→ **EXTRACTED DATA**:
____
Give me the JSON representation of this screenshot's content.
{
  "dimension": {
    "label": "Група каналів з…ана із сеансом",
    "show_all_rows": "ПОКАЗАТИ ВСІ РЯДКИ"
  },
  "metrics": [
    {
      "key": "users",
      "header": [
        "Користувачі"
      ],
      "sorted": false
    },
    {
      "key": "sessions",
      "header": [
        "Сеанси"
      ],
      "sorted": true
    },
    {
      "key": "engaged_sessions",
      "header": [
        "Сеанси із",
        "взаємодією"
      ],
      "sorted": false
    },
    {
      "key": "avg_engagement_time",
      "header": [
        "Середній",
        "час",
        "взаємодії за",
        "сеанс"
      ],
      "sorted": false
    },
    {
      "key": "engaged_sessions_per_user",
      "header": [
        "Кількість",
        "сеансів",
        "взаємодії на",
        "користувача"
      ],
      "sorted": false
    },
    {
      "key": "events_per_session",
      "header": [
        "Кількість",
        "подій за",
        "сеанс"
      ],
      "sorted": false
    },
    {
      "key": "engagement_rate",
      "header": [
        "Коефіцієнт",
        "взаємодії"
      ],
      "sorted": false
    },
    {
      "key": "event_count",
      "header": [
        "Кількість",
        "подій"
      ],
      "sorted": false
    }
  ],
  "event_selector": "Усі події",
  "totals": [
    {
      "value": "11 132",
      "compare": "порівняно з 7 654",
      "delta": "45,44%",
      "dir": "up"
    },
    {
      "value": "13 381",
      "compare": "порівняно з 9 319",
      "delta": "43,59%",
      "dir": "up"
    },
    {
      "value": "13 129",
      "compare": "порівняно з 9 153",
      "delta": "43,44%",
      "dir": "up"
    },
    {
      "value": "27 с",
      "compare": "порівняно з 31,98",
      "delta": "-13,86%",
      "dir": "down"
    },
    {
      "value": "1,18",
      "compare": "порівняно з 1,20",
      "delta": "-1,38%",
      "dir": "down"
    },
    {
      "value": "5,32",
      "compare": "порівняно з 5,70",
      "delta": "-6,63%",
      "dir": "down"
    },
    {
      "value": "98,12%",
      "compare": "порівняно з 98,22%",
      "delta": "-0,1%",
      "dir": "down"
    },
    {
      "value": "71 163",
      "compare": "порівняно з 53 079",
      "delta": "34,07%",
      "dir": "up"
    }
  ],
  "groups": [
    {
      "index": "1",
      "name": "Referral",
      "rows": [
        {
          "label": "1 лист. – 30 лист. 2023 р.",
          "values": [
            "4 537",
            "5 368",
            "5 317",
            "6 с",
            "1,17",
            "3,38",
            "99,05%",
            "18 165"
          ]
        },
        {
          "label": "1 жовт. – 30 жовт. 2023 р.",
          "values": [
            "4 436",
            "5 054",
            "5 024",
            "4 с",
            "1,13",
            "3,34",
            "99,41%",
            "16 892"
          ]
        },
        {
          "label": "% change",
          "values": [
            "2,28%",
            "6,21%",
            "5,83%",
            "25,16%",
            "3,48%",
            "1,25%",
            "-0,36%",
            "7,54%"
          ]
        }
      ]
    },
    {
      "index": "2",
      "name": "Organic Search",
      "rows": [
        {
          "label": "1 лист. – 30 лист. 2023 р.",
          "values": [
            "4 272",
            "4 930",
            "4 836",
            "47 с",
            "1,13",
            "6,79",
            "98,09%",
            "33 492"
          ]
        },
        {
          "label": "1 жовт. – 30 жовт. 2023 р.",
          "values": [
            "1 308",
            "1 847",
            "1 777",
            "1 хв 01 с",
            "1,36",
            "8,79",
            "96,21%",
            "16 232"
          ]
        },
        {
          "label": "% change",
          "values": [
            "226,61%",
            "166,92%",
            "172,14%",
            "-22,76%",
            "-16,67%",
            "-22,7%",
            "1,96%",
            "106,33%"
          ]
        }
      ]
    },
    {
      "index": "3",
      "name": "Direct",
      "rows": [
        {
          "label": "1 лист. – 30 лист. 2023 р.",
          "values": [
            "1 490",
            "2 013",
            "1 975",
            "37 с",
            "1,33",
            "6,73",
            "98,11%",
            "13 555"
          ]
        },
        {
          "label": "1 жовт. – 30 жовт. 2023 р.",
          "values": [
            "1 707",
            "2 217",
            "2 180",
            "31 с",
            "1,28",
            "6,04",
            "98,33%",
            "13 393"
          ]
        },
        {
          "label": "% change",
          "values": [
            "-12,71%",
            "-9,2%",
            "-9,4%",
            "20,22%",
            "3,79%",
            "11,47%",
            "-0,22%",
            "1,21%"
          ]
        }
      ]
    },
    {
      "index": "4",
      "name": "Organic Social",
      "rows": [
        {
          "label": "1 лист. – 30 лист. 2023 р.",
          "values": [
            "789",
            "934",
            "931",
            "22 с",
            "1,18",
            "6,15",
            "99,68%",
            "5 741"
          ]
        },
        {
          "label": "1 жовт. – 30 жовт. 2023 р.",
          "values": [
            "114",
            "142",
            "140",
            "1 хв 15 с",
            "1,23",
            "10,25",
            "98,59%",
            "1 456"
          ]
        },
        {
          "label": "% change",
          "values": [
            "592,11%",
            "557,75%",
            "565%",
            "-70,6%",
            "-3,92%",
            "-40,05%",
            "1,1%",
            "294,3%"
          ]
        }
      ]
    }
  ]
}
____
→ **AIM**:
Quote each line of the data above exactly as written.

→ **FINAL RESULT**:
Give me the JSON representation of this screenshot's content.
{
  "dimension": {
    "label": "Група каналів з…ана із сеансом",
    "show_all_rows": "ПОКАЗАТИ ВСІ РЯДКИ"
  },
  "metrics": [
    {
      "key": "users",
      "header": [
        "Користувачі"
      ],
      "sorted": false
    },
    {
      "key": "sessions",
      "header": [
        "Сеанси"
      ],
      "sorted": true
    },
    {
      "key": "engaged_sessions",
      "header": [
        "Сеанси із",
        "взаємодією"
      ],
      "sorted": false
    },
    {
      "key": "avg_engagement_time",
      "header": [
        "Середній",
        "час",
        "взаємодії за",
        "сеанс"
      ],
      "sorted": false
    },
    {
      "key": "engaged_sessions_per_user",
      "header": [
        "Кількість",
        "сеансів",
        "взаємодії на",
        "користувача"
      ],
      "sorted": false
    },
    {
      "key": "events_per_session",
      "header": [
        "Кількість",
        "подій за",
        "сеанс"
      ],
      "sorted": false
    },
    {
      "key": "engagement_rate",
      "header": [
        "Коефіцієнт",
        "взаємодії"
      ],
      "sorted": false
    },
    {
      "key": "event_count",
      "header": [
        "Кількість",
        "подій"
      ],
      "sorted": false
    }
  ],
  "event_selector": "Усі події",
  "totals": [
    {
      "value": "11 132",
      "compare": "порівняно з 7 654",
      "delta": "45,44%",
      "dir": "up"
    },
    {
      "value": "13 381",
      "compare": "порівняно з 9 319",
      "delta": "43,59%",
      "dir": "up"
    },
    {
      "value": "13 129",
      "compare": "порівняно з 9 153",
      "delta": "43,44%",
      "dir": "up"
    },
    {
      "value": "27 с",
      "compare": "порівняно з 31,98",
      "delta": "-13,86%",
      "dir": "down"
    },
    {
      "value": "1,18",
      "compare": "порівняно з 1,20",
      "delta": "-1,38%",
      "dir": "down"
    },
    {
      "value": "5,32",
      "compare": "порівняно з 5,70",
      "delta": "-6,63%",
      "dir": "down"
    },
    {
      "value": "98,12%",
      "compare": "порівняно з 98,22%",
      "delta": "-0,1%",
      "dir": "down"
    },
    {
      "value": "71 163",
      "compare": "порівняно з 53 079",
      "delta": "34,07%",
      "dir": "up"
    }
  ],
  "groups": [
    {
      "index": "1",
      "name": "Referral",
      "rows": [
        {
          "label": "1 лист. – 30 лист. 2023 р.",
          "values": [
            "4 537",
            "5 368",
            "5 317",
            "6 с",
            "1,17",
            "3,38",
            "99,05%",
            "18 165"
          ]
        },
        {
          "label": "1 жовт. – 30 жовт. 2023 р.",
          "values": [
            "4 436",
            "5 054",
            "5 024",
            "4 с",
            "1,13",
            "3,34",
            "99,41%",
            "16 892"
          ]
        },
        {
          "label": "% change",
          "values": [
            "2,28%",
            "6,21%",
            "5,83%",
            "25,16%",
            "3,48%",
            "1,25%",
            "-0,36%",
            "7,54%"
          ]
        }
      ]
    },
    {
      "index": "2",
      "name": "Organic Search",
      "rows": [
        {
          "label": "1 лист. – 30 лист. 2023 р.",
          "values": [
            "4 272",
            "4 930",
            "4 836",
            "47 с",
            "1,13",
            "6,79",
            "98,09%",
            "33 492"
          ]
        },
        {
          "label": "1 жовт. – 30 жовт. 2023 р.",
          "values": [
            "1 308",
            "1 847",
            "1 777",
            "1 хв 01 с",
            "1,36",
            "8,79",
            "96,21%",
            "16 232"
          ]
        },
        {
          "label": "% change",
          "values": [
            "226,61%",
            "166,92%",
            "172,14%",
            "-22,76%",
            "-16,67%",
            "-22,7%",
            "1,96%",
            "106,33%"
          ]
        }
      ]
    },
    {
      "index": "3",
      "name": "Direct",
      "rows": [
        {
          "label": "1 лист. – 30 лист. 2023 р.",
          "values": [
            "1 490",
            "2 013",
            "1 975",
            "37 с",
            "1,33",
            "6,73",
            "98,11%",
            "13 555"
          ]
        },
        {
          "label": "1 жовт. – 30 жовт. 2023 р.",
          "values": [
            "1 707",
            "2 217",
            "2 180",
            "31 с",
            "1,28",
            "6,04",
            "98,33%",
            "13 393"
          ]
        },
        {
          "label": "% change",
          "values": [
            "-12,71%",
            "-9,2%",
            "-9,4%",
            "20,22%",
            "3,79%",
            "11,47%",
            "-0,22%",
            "1,21%"
          ]
        }
      ]
    },
    {
      "index": "4",
      "name": "Organic Social",
      "rows": [
        {
          "label": "1 лист. – 30 лист. 2023 р.",
          "values": [
            "789",
            "934",
            "931",
            "22 с",
            "1,18",
            "6,15",
            "99,68%",
            "5 741"
          ]
        },
        {
          "label": "1 жовт. – 30 жовт. 2023 р.",
          "values": [
            "114",
            "142",
            "140",
            "1 хв 15 с",
            "1,23",
            "10,25",
            "98,59%",
            "1 456"
          ]
        },
        {
          "label": "% change",
          "values": [
            "592,11%",
            "557,75%",
            "565%",
            "-70,6%",
            "-3,92%",
            "-40,05%",
            "1,1%",
            "294,3%"
          ]
        }
      ]
    }
  ]
}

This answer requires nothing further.